**Exercise objective**
Search the records below for the word "mailer" and show every line where it occurs.

● ● ● ● ● ● ●

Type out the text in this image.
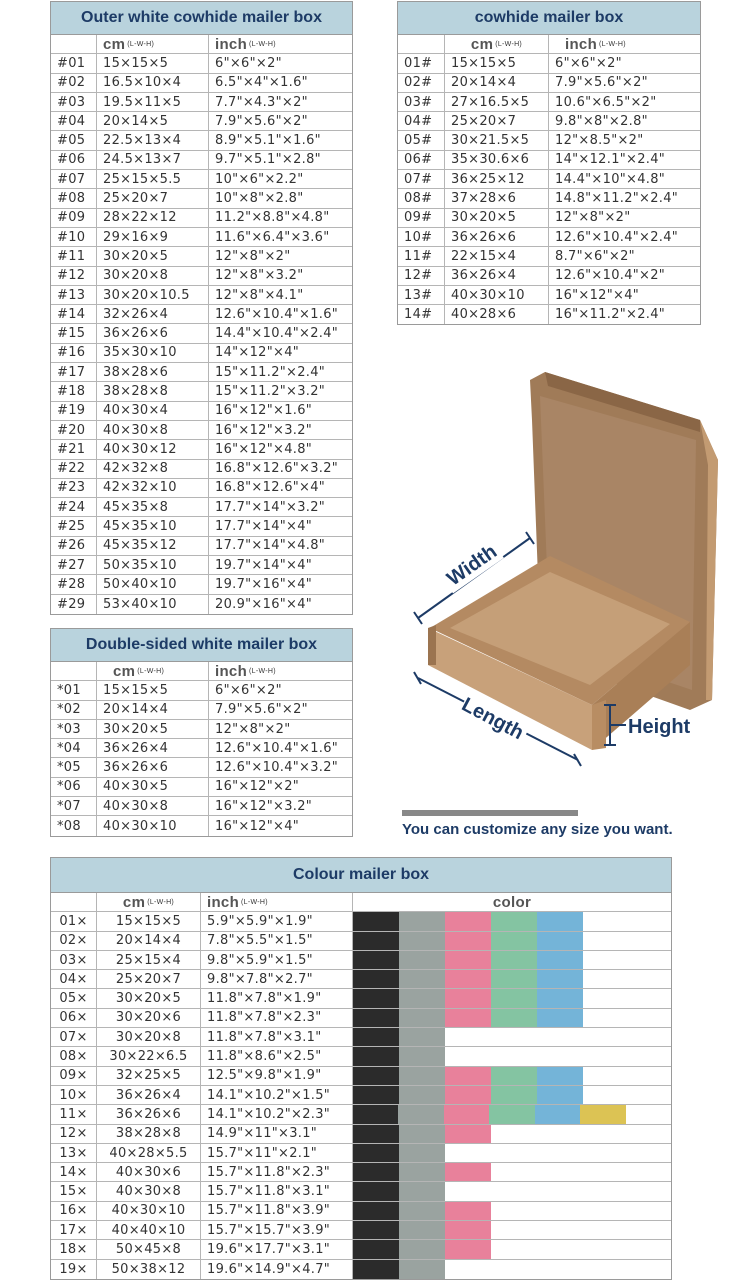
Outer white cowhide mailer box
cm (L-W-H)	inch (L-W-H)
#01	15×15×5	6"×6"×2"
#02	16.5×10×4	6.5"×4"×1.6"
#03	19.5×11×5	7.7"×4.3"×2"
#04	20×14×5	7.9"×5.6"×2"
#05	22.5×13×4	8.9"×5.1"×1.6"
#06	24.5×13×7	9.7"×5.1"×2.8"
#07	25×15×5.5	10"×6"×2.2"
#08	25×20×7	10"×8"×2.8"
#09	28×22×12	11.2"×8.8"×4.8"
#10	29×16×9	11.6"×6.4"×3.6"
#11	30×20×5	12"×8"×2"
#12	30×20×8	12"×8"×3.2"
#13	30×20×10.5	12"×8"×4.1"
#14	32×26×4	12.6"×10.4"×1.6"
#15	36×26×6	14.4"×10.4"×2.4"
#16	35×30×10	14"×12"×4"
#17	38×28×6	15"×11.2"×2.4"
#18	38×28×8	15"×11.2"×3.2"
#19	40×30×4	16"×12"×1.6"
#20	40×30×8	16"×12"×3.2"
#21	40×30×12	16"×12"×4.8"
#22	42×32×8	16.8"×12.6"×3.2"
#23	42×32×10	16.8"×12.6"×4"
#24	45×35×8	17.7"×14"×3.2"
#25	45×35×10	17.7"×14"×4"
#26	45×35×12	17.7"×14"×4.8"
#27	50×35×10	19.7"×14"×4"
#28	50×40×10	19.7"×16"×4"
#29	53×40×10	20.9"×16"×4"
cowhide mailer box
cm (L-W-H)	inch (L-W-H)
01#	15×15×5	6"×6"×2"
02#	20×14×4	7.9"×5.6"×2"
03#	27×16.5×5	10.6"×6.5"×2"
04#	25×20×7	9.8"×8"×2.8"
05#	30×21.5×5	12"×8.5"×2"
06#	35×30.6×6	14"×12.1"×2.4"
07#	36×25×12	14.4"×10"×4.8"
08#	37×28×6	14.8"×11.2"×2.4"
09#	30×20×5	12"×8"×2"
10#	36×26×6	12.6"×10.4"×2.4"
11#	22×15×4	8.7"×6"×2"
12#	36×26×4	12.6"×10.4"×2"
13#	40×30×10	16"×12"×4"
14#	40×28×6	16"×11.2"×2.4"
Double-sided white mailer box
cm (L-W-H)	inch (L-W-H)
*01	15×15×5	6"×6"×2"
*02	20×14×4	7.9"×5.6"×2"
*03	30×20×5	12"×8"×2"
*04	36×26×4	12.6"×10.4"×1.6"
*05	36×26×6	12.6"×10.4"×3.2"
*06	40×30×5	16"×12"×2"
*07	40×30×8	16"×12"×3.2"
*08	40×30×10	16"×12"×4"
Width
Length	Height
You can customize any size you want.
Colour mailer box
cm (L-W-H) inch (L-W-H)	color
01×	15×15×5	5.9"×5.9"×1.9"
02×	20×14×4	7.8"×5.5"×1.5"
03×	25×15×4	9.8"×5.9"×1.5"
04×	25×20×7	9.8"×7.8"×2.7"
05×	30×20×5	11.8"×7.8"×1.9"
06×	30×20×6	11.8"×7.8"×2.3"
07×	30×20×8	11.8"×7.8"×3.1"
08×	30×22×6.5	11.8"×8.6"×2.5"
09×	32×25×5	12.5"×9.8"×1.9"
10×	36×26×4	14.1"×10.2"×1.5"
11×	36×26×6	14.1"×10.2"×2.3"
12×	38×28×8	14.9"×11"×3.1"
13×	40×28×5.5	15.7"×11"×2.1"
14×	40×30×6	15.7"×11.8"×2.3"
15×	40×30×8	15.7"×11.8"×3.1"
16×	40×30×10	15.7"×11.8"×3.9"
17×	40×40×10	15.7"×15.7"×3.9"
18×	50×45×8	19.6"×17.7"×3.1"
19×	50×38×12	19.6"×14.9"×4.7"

● ● ● ● ● ● ●

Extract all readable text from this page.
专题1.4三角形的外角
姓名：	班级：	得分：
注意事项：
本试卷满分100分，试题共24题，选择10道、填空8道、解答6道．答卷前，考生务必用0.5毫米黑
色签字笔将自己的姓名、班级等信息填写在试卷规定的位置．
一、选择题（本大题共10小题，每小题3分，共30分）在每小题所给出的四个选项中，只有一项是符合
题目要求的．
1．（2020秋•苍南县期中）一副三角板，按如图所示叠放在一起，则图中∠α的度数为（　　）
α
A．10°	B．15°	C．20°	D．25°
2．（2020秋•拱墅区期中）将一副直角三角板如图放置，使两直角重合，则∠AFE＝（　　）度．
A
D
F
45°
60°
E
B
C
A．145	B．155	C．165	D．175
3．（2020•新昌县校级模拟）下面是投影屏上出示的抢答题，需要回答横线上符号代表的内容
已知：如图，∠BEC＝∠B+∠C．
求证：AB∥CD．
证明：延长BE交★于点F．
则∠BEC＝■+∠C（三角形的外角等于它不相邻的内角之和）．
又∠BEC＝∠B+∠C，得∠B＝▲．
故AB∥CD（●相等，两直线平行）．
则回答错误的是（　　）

● ● ● ● ● ● ●

**Final answer**
Outer white cowhide mailer box
cowhide mailer box
Double-sided white mailer box
Colour mailer box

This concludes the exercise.